--- START RECORDS TO USE ---
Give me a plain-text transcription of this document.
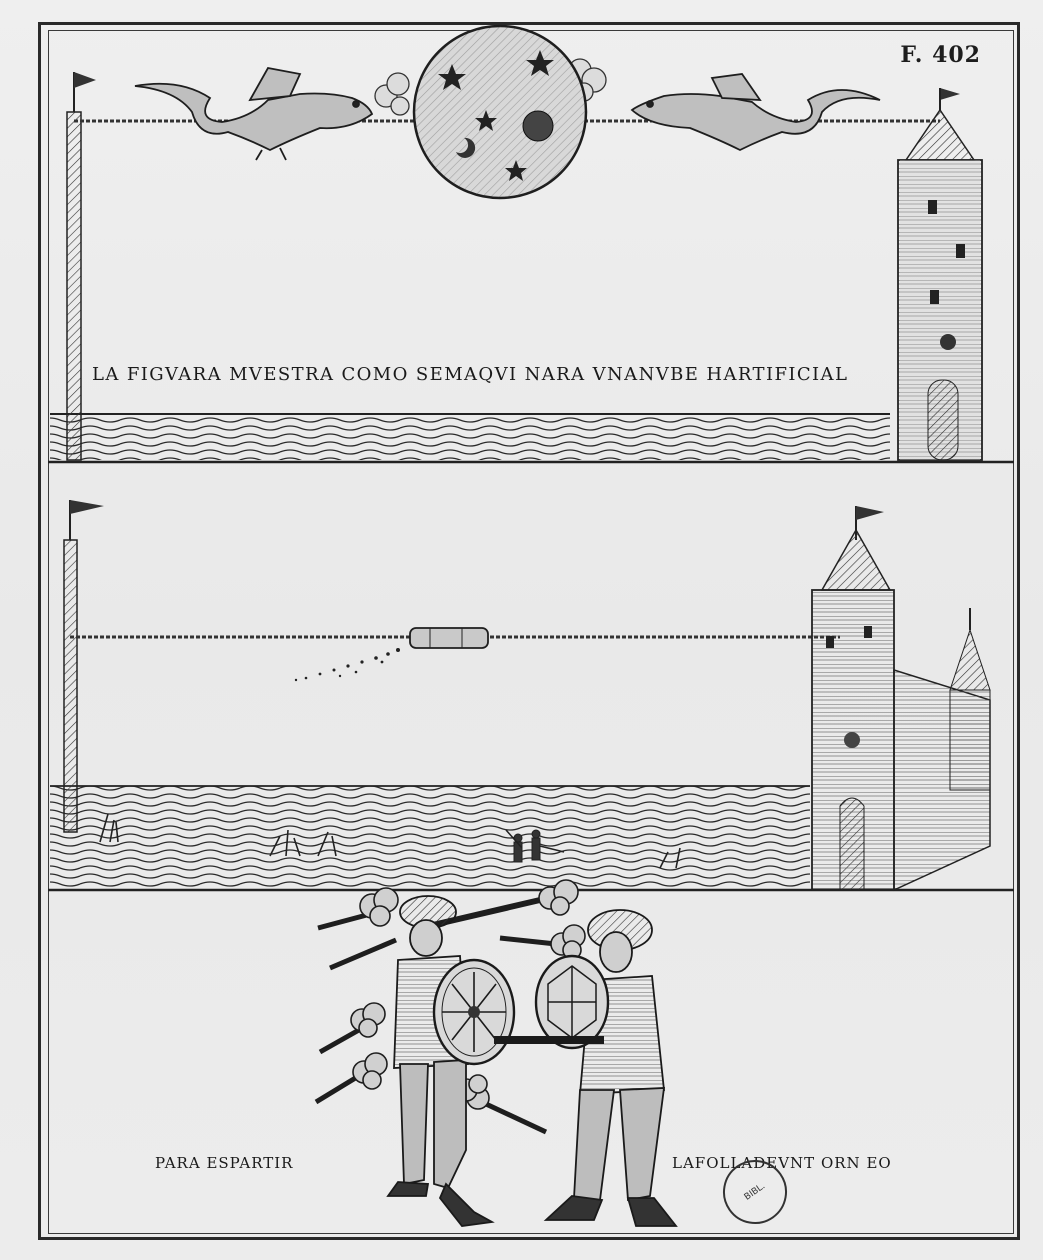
F. 402
LA FIGVARA MVESTRA COMO SEMAQVI NARA VNANVBE HARTIFICIAL
PARA ESPARTIR	LAFOLLADEVNT ORN EO
BIBL.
--- END RECORDS TO USE ---
__YOUR INSTRUCTIONS__
Pictures don't belong in the copy. Transcribe every record exactly as it appears.

__RESULT OF THIS EXERCISE__
Give me a plain-text transcription of this document.
F. 402
LA FIGVARA MVESTRA COMO SEMAQVI NARA VNANVBE HARTIFICIAL
PARA ESPARTIR	LAFOLLADEVNT ORN EO
BIBL.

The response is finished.